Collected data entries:
▶

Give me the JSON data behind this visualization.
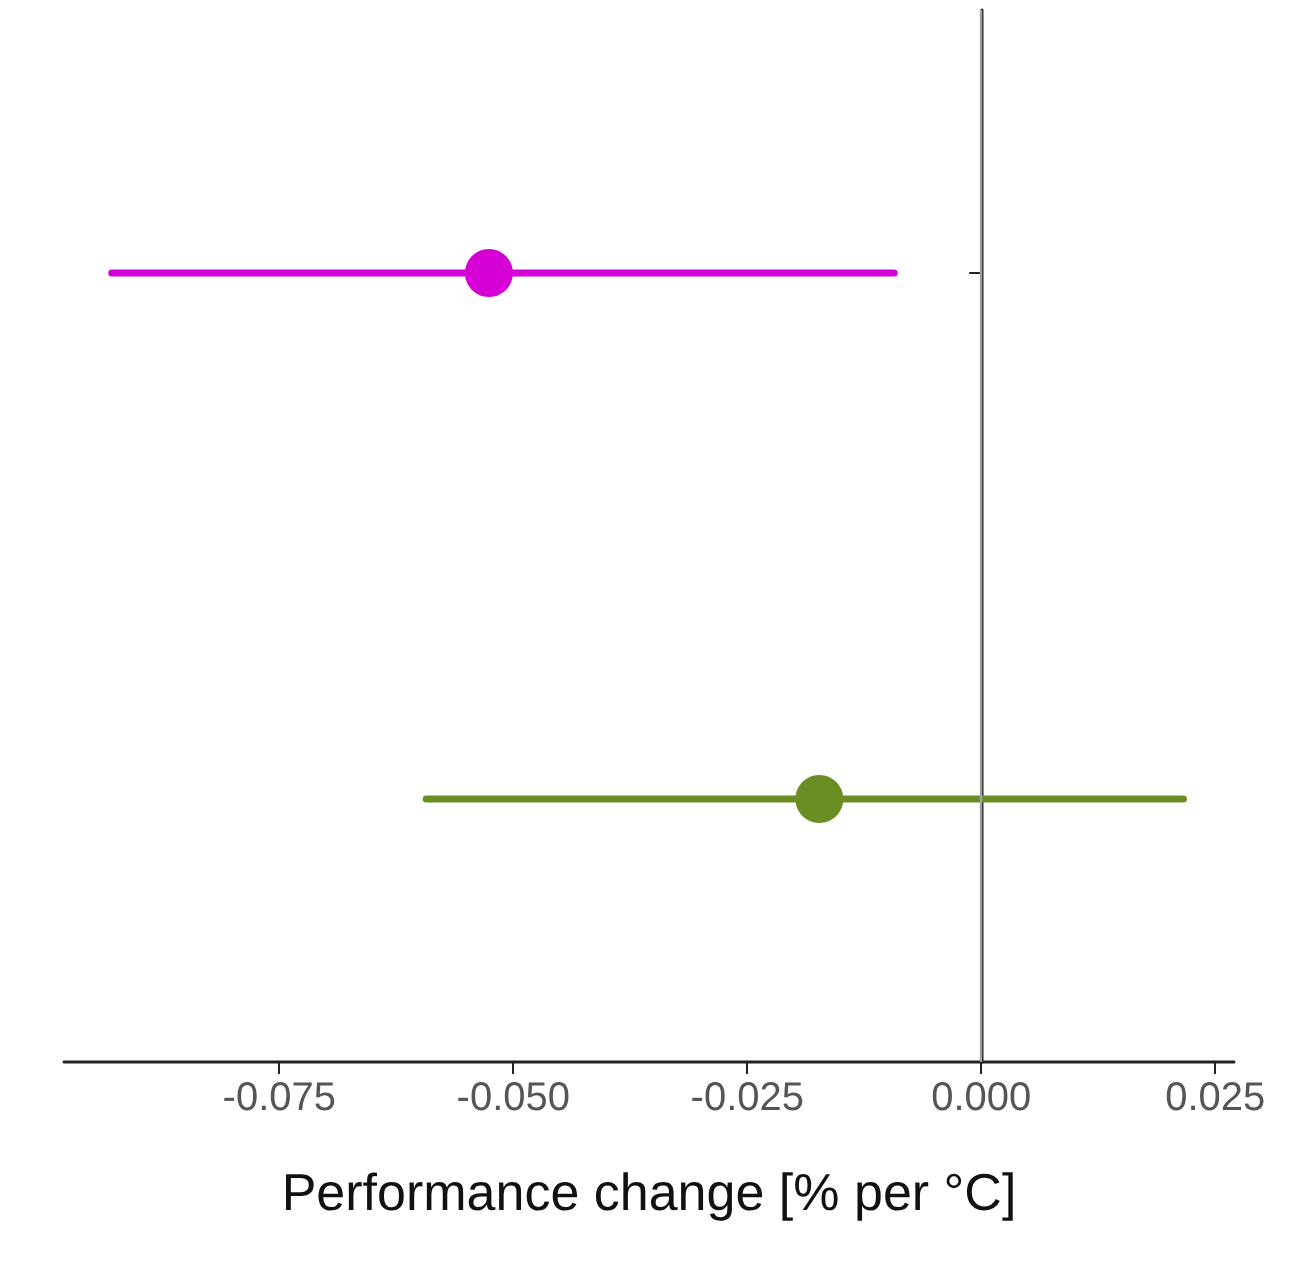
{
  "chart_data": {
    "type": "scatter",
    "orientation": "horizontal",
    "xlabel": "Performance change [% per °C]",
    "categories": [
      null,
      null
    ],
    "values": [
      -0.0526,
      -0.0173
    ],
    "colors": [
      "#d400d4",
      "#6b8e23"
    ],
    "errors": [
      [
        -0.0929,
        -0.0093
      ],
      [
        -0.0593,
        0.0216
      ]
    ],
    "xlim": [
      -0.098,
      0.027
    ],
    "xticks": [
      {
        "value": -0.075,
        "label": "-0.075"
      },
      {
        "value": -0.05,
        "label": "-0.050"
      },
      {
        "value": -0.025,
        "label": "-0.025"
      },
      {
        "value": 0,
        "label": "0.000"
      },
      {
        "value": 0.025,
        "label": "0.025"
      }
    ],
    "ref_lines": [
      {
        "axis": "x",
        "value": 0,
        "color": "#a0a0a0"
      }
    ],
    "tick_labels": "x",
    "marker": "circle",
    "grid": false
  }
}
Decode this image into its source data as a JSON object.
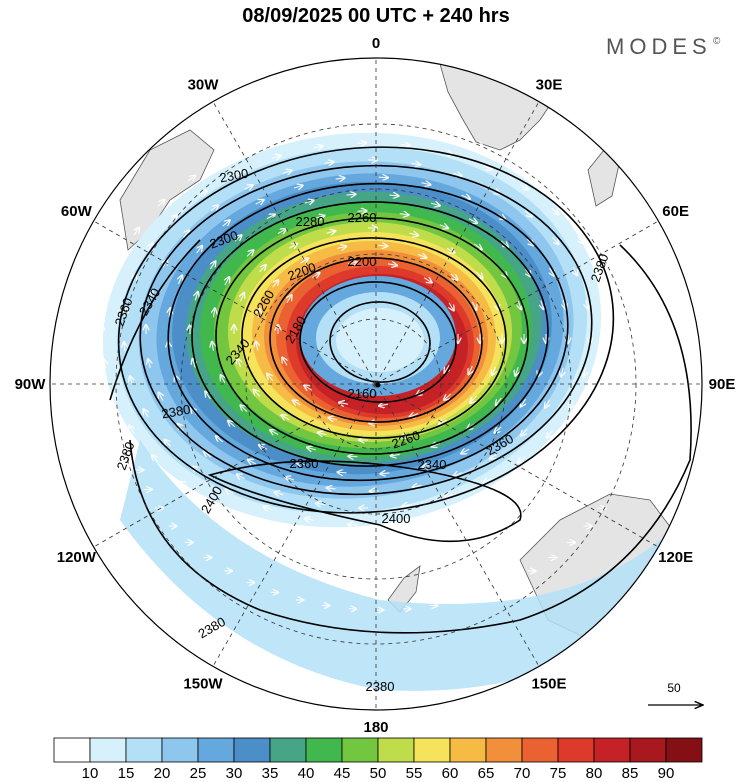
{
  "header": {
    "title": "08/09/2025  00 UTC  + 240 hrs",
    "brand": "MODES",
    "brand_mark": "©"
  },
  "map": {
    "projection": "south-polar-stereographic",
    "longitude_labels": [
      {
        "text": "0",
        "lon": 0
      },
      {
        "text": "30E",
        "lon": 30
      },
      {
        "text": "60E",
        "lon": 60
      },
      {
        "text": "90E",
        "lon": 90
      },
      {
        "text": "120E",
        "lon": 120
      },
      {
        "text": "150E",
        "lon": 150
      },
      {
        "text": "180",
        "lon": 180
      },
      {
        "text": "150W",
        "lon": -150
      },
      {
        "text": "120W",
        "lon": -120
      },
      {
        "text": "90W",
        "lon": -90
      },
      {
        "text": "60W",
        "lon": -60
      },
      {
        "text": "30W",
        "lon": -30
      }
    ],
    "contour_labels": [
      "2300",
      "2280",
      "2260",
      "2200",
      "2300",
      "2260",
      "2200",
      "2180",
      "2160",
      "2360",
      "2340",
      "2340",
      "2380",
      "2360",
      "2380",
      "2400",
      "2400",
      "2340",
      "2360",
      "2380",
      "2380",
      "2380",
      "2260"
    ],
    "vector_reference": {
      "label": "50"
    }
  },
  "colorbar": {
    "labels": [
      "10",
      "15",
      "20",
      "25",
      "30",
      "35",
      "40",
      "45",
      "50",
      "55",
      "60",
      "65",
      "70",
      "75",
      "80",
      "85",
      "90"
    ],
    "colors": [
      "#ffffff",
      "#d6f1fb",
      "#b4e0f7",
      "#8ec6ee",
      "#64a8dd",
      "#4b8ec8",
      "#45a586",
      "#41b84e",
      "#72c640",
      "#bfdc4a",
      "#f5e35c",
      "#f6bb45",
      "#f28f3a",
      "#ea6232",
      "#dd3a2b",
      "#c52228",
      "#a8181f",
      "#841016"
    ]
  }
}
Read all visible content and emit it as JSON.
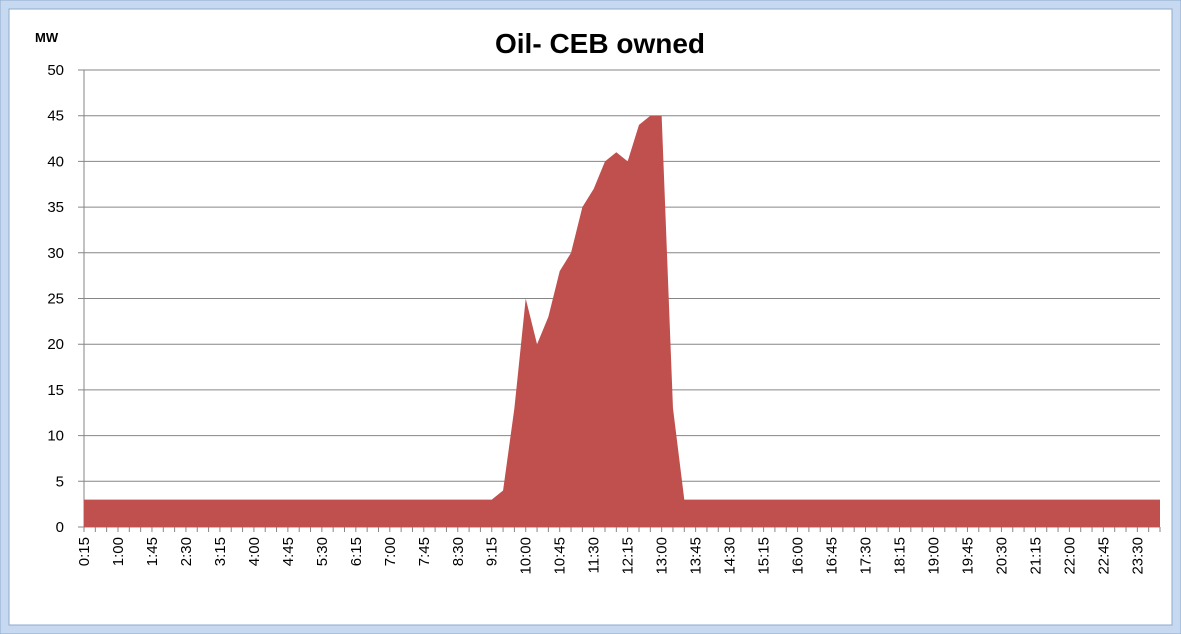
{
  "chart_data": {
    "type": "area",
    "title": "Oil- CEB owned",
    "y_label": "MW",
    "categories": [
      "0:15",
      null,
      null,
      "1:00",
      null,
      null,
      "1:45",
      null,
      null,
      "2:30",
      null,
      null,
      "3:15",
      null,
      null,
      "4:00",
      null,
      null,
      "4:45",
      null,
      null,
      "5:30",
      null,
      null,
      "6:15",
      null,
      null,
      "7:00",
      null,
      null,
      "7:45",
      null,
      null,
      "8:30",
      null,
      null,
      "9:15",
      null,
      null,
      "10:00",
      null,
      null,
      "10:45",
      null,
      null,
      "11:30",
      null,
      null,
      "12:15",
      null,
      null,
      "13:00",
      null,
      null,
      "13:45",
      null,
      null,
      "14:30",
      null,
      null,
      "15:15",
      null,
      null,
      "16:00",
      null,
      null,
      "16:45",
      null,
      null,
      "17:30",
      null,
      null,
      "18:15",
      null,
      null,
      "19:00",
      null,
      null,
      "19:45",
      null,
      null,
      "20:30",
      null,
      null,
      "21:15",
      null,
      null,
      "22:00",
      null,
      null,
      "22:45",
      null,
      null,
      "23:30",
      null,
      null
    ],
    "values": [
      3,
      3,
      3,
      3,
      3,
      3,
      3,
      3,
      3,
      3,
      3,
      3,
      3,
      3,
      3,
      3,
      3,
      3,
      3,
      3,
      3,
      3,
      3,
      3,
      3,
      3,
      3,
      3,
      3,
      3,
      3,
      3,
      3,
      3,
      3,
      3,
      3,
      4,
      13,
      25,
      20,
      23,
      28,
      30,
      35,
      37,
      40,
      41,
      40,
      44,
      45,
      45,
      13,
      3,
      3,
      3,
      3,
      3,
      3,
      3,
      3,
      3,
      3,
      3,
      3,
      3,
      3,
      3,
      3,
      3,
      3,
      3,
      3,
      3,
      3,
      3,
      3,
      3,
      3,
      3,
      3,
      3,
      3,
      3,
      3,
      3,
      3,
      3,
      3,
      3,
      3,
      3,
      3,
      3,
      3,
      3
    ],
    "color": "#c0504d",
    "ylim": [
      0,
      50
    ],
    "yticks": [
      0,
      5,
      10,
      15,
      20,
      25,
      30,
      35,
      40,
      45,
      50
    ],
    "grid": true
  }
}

◀

Task to complete:
Search the data above for the string "JSON" and return every line that has it.

Task response:
Give me the JSON data behind this visualization.
Decode this image into its source data as a JSON object.
Read all visible content and emit it as JSON.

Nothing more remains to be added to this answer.